OBJECTIVE: Print all entries word for word.

(Data entries for graphics)
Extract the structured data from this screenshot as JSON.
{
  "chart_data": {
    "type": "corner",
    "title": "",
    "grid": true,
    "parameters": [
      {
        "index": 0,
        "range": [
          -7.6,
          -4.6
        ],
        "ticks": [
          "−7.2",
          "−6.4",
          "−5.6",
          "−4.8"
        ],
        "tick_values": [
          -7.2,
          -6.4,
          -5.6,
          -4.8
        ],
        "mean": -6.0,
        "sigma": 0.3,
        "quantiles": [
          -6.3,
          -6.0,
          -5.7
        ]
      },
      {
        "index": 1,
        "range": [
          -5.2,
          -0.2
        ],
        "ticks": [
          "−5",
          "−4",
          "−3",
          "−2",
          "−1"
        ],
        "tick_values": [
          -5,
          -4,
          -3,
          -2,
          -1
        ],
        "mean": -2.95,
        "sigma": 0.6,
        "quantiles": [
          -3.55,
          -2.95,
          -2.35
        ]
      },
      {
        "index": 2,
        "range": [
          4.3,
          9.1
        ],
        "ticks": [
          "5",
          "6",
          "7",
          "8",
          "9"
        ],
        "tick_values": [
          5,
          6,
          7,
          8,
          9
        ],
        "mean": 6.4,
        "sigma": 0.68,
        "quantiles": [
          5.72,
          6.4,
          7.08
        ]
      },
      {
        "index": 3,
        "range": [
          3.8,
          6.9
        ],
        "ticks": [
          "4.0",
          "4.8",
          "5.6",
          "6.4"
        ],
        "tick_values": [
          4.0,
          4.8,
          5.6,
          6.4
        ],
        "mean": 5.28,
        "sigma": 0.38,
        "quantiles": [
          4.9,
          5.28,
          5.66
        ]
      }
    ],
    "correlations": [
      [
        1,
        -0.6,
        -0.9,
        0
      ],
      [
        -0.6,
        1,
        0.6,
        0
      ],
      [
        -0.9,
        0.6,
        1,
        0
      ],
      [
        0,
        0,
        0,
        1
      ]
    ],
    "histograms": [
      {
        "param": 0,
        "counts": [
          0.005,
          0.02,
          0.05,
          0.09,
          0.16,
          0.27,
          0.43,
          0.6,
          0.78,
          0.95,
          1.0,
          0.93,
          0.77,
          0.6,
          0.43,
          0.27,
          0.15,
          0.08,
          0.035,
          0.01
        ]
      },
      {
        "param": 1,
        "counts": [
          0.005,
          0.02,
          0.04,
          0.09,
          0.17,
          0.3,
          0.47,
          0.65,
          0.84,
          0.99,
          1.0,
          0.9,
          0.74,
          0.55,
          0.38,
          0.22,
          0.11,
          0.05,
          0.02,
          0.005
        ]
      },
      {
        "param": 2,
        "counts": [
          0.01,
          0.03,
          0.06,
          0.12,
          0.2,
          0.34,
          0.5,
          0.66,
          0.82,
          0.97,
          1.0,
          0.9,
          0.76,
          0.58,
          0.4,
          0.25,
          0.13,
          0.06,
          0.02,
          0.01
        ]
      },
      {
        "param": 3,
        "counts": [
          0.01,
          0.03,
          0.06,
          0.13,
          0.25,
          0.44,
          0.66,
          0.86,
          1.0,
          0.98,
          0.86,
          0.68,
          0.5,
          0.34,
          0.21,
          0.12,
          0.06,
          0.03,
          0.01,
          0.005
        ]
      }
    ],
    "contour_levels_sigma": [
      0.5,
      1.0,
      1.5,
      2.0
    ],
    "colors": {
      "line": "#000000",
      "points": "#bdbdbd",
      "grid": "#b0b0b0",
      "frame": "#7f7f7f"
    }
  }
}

RESPONSE TO THIS TASK:
Extract the structured data from this screenshot as JSON.
{
  "chart_data": {
    "type": "corner",
    "title": "",
    "grid": true,
    "parameters": [
      {
        "index": 0,
        "range": [
          -7.6,
          -4.6
        ],
        "ticks": [
          "−7.2",
          "−6.4",
          "−5.6",
          "−4.8"
        ],
        "tick_values": [
          -7.2,
          -6.4,
          -5.6,
          -4.8
        ],
        "mean": -6.0,
        "sigma": 0.3,
        "quantiles": [
          -6.3,
          -6.0,
          -5.7
        ]
      },
      {
        "index": 1,
        "range": [
          -5.2,
          -0.2
        ],
        "ticks": [
          "−5",
          "−4",
          "−3",
          "−2",
          "−1"
        ],
        "tick_values": [
          -5,
          -4,
          -3,
          -2,
          -1
        ],
        "mean": -2.95,
        "sigma": 0.6,
        "quantiles": [
          -3.55,
          -2.95,
          -2.35
        ]
      },
      {
        "index": 2,
        "range": [
          4.3,
          9.1
        ],
        "ticks": [
          "5",
          "6",
          "7",
          "8",
          "9"
        ],
        "tick_values": [
          5,
          6,
          7,
          8,
          9
        ],
        "mean": 6.4,
        "sigma": 0.68,
        "quantiles": [
          5.72,
          6.4,
          7.08
        ]
      },
      {
        "index": 3,
        "range": [
          3.8,
          6.9
        ],
        "ticks": [
          "4.0",
          "4.8",
          "5.6",
          "6.4"
        ],
        "tick_values": [
          4.0,
          4.8,
          5.6,
          6.4
        ],
        "mean": 5.28,
        "sigma": 0.38,
        "quantiles": [
          4.9,
          5.28,
          5.66
        ]
      }
    ],
    "correlations": [
      [
        1,
        -0.6,
        -0.9,
        0
      ],
      [
        -0.6,
        1,
        0.6,
        0
      ],
      [
        -0.9,
        0.6,
        1,
        0
      ],
      [
        0,
        0,
        0,
        1
      ]
    ],
    "histograms": [
      {
        "param": 0,
        "counts": [
          0.005,
          0.02,
          0.05,
          0.09,
          0.16,
          0.27,
          0.43,
          0.6,
          0.78,
          0.95,
          1.0,
          0.93,
          0.77,
          0.6,
          0.43,
          0.27,
          0.15,
          0.08,
          0.035,
          0.01
        ]
      },
      {
        "param": 1,
        "counts": [
          0.005,
          0.02,
          0.04,
          0.09,
          0.17,
          0.3,
          0.47,
          0.65,
          0.84,
          0.99,
          1.0,
          0.9,
          0.74,
          0.55,
          0.38,
          0.22,
          0.11,
          0.05,
          0.02,
          0.005
        ]
      },
      {
        "param": 2,
        "counts": [
          0.01,
          0.03,
          0.06,
          0.12,
          0.2,
          0.34,
          0.5,
          0.66,
          0.82,
          0.97,
          1.0,
          0.9,
          0.76,
          0.58,
          0.4,
          0.25,
          0.13,
          0.06,
          0.02,
          0.01
        ]
      },
      {
        "param": 3,
        "counts": [
          0.01,
          0.03,
          0.06,
          0.13,
          0.25,
          0.44,
          0.66,
          0.86,
          1.0,
          0.98,
          0.86,
          0.68,
          0.5,
          0.34,
          0.21,
          0.12,
          0.06,
          0.03,
          0.01,
          0.005
        ]
      }
    ],
    "contour_levels_sigma": [
      0.5,
      1.0,
      1.5,
      2.0
    ],
    "colors": {
      "line": "#000000",
      "points": "#bdbdbd",
      "grid": "#b0b0b0",
      "frame": "#7f7f7f"
    }
  }
}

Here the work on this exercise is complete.